▶ [Exercise goal]
The exercise asks for every line of the data to be reproduced exactly.

▶ [Supplied entries]
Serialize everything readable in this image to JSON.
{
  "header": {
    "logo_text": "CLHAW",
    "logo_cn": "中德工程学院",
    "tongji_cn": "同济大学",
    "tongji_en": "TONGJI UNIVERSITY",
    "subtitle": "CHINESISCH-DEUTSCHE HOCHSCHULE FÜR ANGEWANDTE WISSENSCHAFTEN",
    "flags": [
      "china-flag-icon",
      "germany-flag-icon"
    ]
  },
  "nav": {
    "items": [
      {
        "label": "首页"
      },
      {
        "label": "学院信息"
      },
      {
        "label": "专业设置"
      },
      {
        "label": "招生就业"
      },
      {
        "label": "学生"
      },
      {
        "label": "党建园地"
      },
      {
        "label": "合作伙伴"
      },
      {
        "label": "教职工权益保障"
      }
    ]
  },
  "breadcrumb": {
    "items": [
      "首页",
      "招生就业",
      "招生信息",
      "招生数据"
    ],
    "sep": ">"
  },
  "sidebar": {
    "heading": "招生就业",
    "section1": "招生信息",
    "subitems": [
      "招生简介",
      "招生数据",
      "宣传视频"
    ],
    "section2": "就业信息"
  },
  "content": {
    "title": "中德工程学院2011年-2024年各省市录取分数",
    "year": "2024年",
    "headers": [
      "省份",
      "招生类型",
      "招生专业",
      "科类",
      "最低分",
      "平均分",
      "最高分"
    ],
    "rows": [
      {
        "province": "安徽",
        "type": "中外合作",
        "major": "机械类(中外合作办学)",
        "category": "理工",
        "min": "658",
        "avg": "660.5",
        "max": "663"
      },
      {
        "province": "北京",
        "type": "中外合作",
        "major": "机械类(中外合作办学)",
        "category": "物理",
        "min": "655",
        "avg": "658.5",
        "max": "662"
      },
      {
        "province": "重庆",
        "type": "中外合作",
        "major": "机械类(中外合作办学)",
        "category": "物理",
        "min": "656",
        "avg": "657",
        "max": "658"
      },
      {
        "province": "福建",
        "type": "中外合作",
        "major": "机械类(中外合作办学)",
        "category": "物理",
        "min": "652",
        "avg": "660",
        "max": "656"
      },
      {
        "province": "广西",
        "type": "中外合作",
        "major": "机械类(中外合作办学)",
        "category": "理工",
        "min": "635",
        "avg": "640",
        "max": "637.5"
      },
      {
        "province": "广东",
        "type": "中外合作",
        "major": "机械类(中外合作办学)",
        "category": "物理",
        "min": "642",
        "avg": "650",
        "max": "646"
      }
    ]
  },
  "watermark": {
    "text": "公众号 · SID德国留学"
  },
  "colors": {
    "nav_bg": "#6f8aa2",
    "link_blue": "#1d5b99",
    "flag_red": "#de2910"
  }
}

▶ [Task result]
Serialize everything readable in this image to JSON.
{
  "header": {
    "logo_text": "CLHAW",
    "logo_cn": "中德工程学院",
    "tongji_cn": "同济大学",
    "tongji_en": "TONGJI UNIVERSITY",
    "subtitle": "CHINESISCH-DEUTSCHE HOCHSCHULE FÜR ANGEWANDTE WISSENSCHAFTEN",
    "flags": [
      "china-flag-icon",
      "germany-flag-icon"
    ]
  },
  "nav": {
    "items": [
      {
        "label": "首页"
      },
      {
        "label": "学院信息"
      },
      {
        "label": "专业设置"
      },
      {
        "label": "招生就业"
      },
      {
        "label": "学生"
      },
      {
        "label": "党建园地"
      },
      {
        "label": "合作伙伴"
      },
      {
        "label": "教职工权益保障"
      }
    ]
  },
  "breadcrumb": {
    "items": [
      "首页",
      "招生就业",
      "招生信息",
      "招生数据"
    ],
    "sep": ">"
  },
  "sidebar": {
    "heading": "招生就业",
    "section1": "招生信息",
    "subitems": [
      "招生简介",
      "招生数据",
      "宣传视频"
    ],
    "section2": "就业信息"
  },
  "content": {
    "title": "中德工程学院2011年-2024年各省市录取分数",
    "year": "2024年",
    "headers": [
      "省份",
      "招生类型",
      "招生专业",
      "科类",
      "最低分",
      "平均分",
      "最高分"
    ],
    "rows": [
      {
        "province": "安徽",
        "type": "中外合作",
        "major": "机械类(中外合作办学)",
        "category": "理工",
        "min": "658",
        "avg": "660.5",
        "max": "663"
      },
      {
        "province": "北京",
        "type": "中外合作",
        "major": "机械类(中外合作办学)",
        "category": "物理",
        "min": "655",
        "avg": "658.5",
        "max": "662"
      },
      {
        "province": "重庆",
        "type": "中外合作",
        "major": "机械类(中外合作办学)",
        "category": "物理",
        "min": "656",
        "avg": "657",
        "max": "658"
      },
      {
        "province": "福建",
        "type": "中外合作",
        "major": "机械类(中外合作办学)",
        "category": "物理",
        "min": "652",
        "avg": "660",
        "max": "656"
      },
      {
        "province": "广西",
        "type": "中外合作",
        "major": "机械类(中外合作办学)",
        "category": "理工",
        "min": "635",
        "avg": "640",
        "max": "637.5"
      },
      {
        "province": "广东",
        "type": "中外合作",
        "major": "机械类(中外合作办学)",
        "category": "物理",
        "min": "642",
        "avg": "650",
        "max": "646"
      }
    ]
  },
  "watermark": {
    "text": "公众号 · SID德国留学"
  },
  "colors": {
    "nav_bg": "#6f8aa2",
    "link_blue": "#1d5b99",
    "flag_red": "#de2910"
  }
}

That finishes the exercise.